■ **What needs to be done**:
Output every line below without omitting or altering anything.

★ ★ ★ ★ ★

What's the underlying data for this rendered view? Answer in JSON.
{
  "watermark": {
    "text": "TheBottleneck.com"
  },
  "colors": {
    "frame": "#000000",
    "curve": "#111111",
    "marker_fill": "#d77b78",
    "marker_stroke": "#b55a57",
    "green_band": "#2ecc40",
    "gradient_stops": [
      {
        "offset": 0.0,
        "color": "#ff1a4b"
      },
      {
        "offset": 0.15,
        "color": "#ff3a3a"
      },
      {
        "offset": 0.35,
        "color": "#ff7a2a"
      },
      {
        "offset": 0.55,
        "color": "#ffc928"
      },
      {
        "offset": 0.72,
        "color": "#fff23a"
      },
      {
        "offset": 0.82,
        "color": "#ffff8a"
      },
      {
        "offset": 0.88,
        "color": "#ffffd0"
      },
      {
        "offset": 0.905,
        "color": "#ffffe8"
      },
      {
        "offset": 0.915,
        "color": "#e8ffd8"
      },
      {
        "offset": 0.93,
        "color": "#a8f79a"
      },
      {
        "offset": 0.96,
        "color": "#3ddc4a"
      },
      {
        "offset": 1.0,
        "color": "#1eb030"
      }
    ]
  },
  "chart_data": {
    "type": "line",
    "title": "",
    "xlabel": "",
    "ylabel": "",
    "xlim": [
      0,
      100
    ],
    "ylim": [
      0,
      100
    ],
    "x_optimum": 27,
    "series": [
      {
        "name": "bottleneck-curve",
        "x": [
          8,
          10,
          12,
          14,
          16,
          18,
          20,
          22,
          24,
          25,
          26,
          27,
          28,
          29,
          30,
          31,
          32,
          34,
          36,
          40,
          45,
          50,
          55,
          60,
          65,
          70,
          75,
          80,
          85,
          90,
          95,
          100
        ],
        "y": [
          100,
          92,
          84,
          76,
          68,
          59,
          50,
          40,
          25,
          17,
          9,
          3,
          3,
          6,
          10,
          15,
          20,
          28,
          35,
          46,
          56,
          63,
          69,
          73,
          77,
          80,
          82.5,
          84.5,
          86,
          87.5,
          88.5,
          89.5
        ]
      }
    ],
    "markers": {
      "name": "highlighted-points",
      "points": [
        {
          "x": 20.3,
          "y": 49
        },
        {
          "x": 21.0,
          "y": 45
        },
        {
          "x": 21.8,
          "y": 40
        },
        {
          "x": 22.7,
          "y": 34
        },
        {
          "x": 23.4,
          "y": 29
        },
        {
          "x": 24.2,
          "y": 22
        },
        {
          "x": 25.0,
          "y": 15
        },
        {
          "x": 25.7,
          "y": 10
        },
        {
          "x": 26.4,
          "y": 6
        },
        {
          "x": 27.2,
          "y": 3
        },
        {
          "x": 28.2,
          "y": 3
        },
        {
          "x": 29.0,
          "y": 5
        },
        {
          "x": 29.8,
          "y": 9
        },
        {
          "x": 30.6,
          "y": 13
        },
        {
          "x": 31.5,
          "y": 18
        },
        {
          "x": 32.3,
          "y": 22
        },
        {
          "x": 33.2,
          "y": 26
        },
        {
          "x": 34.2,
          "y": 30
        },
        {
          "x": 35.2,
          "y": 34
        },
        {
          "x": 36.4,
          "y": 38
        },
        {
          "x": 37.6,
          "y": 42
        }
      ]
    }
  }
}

★ ★ ★ ★ ★

■ **Finished answer**:
What's the underlying data for this rendered view? Answer in JSON.
{
  "watermark": {
    "text": "TheBottleneck.com"
  },
  "colors": {
    "frame": "#000000",
    "curve": "#111111",
    "marker_fill": "#d77b78",
    "marker_stroke": "#b55a57",
    "green_band": "#2ecc40",
    "gradient_stops": [
      {
        "offset": 0.0,
        "color": "#ff1a4b"
      },
      {
        "offset": 0.15,
        "color": "#ff3a3a"
      },
      {
        "offset": 0.35,
        "color": "#ff7a2a"
      },
      {
        "offset": 0.55,
        "color": "#ffc928"
      },
      {
        "offset": 0.72,
        "color": "#fff23a"
      },
      {
        "offset": 0.82,
        "color": "#ffff8a"
      },
      {
        "offset": 0.88,
        "color": "#ffffd0"
      },
      {
        "offset": 0.905,
        "color": "#ffffe8"
      },
      {
        "offset": 0.915,
        "color": "#e8ffd8"
      },
      {
        "offset": 0.93,
        "color": "#a8f79a"
      },
      {
        "offset": 0.96,
        "color": "#3ddc4a"
      },
      {
        "offset": 1.0,
        "color": "#1eb030"
      }
    ]
  },
  "chart_data": {
    "type": "line",
    "title": "",
    "xlabel": "",
    "ylabel": "",
    "xlim": [
      0,
      100
    ],
    "ylim": [
      0,
      100
    ],
    "x_optimum": 27,
    "series": [
      {
        "name": "bottleneck-curve",
        "x": [
          8,
          10,
          12,
          14,
          16,
          18,
          20,
          22,
          24,
          25,
          26,
          27,
          28,
          29,
          30,
          31,
          32,
          34,
          36,
          40,
          45,
          50,
          55,
          60,
          65,
          70,
          75,
          80,
          85,
          90,
          95,
          100
        ],
        "y": [
          100,
          92,
          84,
          76,
          68,
          59,
          50,
          40,
          25,
          17,
          9,
          3,
          3,
          6,
          10,
          15,
          20,
          28,
          35,
          46,
          56,
          63,
          69,
          73,
          77,
          80,
          82.5,
          84.5,
          86,
          87.5,
          88.5,
          89.5
        ]
      }
    ],
    "markers": {
      "name": "highlighted-points",
      "points": [
        {
          "x": 20.3,
          "y": 49
        },
        {
          "x": 21.0,
          "y": 45
        },
        {
          "x": 21.8,
          "y": 40
        },
        {
          "x": 22.7,
          "y": 34
        },
        {
          "x": 23.4,
          "y": 29
        },
        {
          "x": 24.2,
          "y": 22
        },
        {
          "x": 25.0,
          "y": 15
        },
        {
          "x": 25.7,
          "y": 10
        },
        {
          "x": 26.4,
          "y": 6
        },
        {
          "x": 27.2,
          "y": 3
        },
        {
          "x": 28.2,
          "y": 3
        },
        {
          "x": 29.0,
          "y": 5
        },
        {
          "x": 29.8,
          "y": 9
        },
        {
          "x": 30.6,
          "y": 13
        },
        {
          "x": 31.5,
          "y": 18
        },
        {
          "x": 32.3,
          "y": 22
        },
        {
          "x": 33.2,
          "y": 26
        },
        {
          "x": 34.2,
          "y": 30
        },
        {
          "x": 35.2,
          "y": 34
        },
        {
          "x": 36.4,
          "y": 38
        },
        {
          "x": 37.6,
          "y": 42
        }
      ]
    }
  }
}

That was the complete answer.